WHAT TO DO => For each line below that contains the string "header", copy that line.

[SUPPLIED MATERIAL — start]

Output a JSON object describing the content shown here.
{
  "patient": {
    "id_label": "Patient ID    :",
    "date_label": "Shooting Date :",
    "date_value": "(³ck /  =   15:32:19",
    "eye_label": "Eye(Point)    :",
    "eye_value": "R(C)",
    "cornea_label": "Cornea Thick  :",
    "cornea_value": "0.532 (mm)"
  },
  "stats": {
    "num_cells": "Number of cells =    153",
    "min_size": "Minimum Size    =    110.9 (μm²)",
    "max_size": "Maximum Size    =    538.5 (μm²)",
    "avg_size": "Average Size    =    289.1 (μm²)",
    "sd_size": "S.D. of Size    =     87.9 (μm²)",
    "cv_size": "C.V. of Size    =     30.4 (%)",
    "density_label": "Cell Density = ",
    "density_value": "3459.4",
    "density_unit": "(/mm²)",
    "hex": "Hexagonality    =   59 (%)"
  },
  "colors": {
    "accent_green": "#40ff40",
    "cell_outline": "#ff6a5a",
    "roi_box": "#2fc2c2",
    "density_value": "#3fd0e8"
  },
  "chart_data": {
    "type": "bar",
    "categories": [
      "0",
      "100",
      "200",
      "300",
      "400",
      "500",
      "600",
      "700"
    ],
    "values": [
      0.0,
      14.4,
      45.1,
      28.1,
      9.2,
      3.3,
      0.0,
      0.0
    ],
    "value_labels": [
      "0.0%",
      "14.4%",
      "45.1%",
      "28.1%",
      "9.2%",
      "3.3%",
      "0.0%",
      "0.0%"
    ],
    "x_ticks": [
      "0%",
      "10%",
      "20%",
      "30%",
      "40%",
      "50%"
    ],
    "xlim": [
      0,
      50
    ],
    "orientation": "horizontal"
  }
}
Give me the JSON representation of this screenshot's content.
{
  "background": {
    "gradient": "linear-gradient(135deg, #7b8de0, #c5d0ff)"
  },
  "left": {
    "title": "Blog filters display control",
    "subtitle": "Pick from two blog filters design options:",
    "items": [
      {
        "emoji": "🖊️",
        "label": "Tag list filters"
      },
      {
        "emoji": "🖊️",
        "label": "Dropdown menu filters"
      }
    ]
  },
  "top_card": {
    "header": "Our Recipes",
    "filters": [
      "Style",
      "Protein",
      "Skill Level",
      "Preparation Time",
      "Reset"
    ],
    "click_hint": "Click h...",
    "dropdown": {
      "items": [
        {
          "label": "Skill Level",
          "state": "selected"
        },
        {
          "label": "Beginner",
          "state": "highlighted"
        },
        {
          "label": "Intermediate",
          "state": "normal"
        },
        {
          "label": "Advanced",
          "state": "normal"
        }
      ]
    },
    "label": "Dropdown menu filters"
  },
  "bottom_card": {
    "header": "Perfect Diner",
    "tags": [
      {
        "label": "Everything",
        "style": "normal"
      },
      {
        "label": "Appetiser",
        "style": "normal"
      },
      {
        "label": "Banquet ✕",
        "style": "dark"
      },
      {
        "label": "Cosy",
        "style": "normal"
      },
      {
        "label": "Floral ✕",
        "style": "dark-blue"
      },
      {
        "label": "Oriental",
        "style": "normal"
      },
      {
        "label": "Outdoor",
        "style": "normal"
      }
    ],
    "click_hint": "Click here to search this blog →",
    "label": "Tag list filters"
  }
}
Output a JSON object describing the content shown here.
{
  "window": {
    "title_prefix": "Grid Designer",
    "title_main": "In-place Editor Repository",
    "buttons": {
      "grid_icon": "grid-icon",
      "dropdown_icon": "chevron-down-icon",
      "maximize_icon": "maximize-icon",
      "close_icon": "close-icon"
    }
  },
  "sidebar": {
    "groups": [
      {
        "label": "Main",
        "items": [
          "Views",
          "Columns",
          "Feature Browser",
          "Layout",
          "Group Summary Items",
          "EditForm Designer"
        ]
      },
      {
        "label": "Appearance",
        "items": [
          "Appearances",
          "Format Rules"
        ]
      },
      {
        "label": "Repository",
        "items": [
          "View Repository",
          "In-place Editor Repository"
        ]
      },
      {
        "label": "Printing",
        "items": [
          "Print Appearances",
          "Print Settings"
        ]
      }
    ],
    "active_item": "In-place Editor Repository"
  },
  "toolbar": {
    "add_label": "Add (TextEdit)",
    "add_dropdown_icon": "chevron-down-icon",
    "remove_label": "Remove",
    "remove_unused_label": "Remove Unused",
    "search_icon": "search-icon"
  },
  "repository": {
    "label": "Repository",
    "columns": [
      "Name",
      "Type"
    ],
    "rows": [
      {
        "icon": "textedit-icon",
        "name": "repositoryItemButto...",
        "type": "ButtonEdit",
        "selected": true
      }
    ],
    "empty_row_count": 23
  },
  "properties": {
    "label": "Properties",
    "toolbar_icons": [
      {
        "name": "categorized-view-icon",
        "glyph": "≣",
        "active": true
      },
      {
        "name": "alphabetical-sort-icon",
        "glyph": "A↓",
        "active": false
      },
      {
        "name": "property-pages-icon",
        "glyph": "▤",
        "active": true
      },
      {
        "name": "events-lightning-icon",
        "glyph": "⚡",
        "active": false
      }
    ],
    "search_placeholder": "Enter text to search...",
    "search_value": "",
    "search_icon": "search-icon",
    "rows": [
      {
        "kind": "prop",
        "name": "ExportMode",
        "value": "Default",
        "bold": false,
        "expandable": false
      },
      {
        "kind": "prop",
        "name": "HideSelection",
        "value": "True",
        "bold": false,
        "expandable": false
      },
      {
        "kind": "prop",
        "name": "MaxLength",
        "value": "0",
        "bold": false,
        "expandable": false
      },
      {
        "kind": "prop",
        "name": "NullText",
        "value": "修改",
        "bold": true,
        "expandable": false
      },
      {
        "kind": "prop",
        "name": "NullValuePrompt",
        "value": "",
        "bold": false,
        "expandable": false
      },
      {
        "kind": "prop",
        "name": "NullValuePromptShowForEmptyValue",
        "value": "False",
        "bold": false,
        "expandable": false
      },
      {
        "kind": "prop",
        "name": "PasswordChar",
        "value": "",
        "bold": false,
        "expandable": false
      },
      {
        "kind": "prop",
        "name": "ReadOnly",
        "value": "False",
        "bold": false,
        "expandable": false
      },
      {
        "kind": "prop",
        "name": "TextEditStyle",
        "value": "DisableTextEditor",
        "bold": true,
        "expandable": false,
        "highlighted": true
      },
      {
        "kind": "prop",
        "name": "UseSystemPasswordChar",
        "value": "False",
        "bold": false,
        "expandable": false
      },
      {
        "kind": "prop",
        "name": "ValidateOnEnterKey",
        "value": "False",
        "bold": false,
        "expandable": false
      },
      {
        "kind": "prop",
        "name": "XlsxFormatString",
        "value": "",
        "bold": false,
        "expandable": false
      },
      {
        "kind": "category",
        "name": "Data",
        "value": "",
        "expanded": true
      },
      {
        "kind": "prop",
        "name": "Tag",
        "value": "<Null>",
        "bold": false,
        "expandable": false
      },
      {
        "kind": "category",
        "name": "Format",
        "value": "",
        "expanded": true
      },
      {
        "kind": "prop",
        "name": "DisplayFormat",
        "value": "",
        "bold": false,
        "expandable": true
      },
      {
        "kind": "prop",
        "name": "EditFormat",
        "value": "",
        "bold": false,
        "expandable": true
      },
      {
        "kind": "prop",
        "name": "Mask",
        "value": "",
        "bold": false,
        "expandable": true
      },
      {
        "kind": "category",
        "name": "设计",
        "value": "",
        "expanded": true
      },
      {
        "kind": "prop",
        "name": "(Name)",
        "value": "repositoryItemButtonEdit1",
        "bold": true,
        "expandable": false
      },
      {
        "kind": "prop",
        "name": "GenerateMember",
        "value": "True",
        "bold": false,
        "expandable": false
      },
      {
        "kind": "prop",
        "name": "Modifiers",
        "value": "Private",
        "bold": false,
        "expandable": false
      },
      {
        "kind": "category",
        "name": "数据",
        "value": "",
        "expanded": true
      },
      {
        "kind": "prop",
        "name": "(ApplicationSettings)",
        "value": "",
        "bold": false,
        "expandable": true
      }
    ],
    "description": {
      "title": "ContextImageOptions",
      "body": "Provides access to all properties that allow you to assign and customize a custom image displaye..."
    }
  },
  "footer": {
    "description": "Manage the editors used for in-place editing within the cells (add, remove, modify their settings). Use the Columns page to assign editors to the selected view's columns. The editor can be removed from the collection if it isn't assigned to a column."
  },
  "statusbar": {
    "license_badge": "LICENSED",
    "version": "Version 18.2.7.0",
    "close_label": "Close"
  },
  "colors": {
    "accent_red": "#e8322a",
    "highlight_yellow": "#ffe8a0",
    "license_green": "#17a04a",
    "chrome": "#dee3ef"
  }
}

[SUPPLIED MATERIAL — finish]

SOLUTION =>
    "header": "Our Recipes",
    "header": "Perfect Diner",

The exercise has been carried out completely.